%%

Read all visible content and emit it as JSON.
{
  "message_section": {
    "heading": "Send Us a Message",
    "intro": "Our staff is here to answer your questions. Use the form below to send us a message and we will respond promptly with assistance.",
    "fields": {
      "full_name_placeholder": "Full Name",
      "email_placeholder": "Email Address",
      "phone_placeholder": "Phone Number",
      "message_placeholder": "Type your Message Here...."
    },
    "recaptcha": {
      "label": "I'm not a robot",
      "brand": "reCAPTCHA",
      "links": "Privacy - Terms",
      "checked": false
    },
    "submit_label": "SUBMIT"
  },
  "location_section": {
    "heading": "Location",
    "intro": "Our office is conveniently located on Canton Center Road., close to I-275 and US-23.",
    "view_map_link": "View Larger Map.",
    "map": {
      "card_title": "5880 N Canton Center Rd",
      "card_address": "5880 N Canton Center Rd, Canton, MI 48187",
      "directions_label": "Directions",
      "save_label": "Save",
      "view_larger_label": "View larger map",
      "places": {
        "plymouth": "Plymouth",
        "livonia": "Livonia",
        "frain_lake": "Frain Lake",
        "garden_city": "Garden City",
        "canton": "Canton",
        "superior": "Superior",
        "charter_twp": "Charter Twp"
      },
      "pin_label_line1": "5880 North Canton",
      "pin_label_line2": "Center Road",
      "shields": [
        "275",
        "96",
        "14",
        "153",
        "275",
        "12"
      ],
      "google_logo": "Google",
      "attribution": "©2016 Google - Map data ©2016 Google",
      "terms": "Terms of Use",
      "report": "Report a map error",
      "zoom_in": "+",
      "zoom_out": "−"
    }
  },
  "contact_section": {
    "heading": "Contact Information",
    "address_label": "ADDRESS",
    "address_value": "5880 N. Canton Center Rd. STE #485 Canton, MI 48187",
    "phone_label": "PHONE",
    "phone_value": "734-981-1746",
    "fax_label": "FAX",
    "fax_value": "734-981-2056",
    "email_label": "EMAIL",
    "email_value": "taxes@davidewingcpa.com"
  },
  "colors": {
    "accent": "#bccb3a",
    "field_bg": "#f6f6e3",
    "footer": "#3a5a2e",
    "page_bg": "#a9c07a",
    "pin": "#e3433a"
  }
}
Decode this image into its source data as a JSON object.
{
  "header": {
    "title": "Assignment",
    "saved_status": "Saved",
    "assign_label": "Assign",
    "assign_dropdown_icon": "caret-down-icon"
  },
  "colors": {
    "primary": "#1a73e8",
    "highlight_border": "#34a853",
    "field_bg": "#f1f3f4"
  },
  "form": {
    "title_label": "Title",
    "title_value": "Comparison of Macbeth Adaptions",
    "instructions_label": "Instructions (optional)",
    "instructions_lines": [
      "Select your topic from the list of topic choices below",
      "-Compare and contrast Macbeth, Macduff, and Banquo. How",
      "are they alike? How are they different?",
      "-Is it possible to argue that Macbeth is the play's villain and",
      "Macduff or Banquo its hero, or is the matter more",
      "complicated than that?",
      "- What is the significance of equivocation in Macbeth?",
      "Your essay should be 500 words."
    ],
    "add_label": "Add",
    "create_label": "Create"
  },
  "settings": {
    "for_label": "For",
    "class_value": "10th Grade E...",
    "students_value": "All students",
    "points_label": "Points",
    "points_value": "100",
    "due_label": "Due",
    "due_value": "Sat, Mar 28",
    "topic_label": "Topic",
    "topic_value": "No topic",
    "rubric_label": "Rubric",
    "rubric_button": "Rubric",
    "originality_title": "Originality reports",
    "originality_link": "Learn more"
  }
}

%%

Do this –
Check every line for "Banquo" and show the ones that have it.

Written answer –
      "-Compare and contrast Macbeth, Macduff, and Banquo. How",
      "Macduff or Banquo its hero, or is the matter more",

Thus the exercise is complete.